(Extracts from a graphics dataset)
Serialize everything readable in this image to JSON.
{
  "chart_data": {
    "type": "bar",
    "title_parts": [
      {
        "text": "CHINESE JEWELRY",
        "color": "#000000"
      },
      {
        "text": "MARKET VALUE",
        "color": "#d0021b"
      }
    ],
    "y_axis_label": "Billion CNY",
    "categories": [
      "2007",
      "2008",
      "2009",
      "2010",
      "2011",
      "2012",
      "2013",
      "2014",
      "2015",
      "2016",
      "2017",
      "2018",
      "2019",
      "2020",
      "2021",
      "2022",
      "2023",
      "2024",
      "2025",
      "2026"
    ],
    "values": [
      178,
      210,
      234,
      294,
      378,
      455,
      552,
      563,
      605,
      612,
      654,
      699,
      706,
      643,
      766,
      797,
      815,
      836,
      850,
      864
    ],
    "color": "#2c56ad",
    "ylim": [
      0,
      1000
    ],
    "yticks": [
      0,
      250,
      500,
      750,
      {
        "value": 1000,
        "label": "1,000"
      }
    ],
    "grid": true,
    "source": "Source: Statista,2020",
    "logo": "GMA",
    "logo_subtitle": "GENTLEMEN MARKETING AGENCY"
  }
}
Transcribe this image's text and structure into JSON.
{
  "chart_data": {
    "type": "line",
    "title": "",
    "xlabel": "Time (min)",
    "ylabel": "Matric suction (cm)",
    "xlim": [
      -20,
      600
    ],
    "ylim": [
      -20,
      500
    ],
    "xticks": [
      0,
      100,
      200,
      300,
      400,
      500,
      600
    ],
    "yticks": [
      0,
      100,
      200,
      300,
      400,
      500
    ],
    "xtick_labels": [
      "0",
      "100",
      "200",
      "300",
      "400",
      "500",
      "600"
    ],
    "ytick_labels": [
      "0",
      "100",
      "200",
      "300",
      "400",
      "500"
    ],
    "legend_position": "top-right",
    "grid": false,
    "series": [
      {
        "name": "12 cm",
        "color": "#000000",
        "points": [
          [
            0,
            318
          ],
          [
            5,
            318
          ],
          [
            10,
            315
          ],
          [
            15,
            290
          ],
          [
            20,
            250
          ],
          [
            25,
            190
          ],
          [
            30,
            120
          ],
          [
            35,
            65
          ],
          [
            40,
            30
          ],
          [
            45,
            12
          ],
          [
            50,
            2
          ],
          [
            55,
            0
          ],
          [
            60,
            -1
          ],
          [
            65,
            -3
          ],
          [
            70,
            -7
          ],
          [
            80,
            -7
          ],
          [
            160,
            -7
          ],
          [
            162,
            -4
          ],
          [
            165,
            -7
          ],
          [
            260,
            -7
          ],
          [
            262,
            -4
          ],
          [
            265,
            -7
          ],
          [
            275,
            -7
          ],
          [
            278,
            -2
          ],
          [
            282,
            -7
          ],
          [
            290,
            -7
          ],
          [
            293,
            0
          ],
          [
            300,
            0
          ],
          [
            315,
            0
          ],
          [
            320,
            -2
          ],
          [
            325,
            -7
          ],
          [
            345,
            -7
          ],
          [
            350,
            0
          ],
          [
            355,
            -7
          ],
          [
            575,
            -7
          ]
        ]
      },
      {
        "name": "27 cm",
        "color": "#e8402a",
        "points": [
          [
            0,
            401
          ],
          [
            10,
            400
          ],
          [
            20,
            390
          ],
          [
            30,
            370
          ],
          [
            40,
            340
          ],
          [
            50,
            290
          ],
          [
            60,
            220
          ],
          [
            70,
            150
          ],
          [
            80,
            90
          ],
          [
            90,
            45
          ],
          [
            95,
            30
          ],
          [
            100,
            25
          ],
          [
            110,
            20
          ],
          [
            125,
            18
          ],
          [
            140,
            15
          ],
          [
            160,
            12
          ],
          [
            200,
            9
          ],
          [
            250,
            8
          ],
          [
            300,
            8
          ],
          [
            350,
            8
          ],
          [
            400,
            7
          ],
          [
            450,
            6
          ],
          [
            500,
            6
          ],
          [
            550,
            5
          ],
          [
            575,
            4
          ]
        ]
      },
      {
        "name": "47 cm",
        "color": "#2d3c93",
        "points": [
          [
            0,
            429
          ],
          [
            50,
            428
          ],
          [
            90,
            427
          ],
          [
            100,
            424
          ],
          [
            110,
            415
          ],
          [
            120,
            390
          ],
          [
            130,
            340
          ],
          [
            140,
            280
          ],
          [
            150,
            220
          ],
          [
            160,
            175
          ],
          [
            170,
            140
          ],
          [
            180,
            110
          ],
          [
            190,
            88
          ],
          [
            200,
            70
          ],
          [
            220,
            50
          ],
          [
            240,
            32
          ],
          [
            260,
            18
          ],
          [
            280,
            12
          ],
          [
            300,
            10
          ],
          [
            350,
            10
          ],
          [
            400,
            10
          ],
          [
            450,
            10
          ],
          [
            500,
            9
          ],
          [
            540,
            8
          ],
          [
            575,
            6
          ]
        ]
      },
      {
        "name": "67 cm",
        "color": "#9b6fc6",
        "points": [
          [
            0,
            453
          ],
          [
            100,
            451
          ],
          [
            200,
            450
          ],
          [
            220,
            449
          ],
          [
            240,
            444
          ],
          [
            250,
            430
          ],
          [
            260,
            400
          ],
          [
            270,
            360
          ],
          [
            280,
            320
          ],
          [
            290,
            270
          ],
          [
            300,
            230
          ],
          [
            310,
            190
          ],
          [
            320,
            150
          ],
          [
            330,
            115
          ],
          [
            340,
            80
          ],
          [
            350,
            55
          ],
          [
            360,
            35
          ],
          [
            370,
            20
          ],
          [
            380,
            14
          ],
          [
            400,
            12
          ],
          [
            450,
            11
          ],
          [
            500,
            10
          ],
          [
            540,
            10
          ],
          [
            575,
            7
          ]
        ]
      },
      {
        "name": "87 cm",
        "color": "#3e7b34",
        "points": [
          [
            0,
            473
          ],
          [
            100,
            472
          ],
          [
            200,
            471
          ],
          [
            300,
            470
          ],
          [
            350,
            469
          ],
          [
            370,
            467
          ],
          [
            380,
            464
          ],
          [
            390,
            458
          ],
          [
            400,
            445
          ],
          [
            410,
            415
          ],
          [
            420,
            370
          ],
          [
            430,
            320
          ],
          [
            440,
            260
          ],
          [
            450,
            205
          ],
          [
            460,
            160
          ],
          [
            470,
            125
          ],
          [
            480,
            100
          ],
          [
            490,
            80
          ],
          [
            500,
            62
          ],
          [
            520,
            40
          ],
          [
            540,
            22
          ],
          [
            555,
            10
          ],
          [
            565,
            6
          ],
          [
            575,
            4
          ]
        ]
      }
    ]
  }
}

Stated goal –
Read the entries and select each line where the word "color" is found.

Result for this task –
        "color": "#000000"
        "color": "#d0021b"
    "color": "#2c56ad",
        "color": "#000000",
        "color": "#e8402a",
        "color": "#2d3c93",
        "color": "#9b6fc6",
        "color": "#3e7b34",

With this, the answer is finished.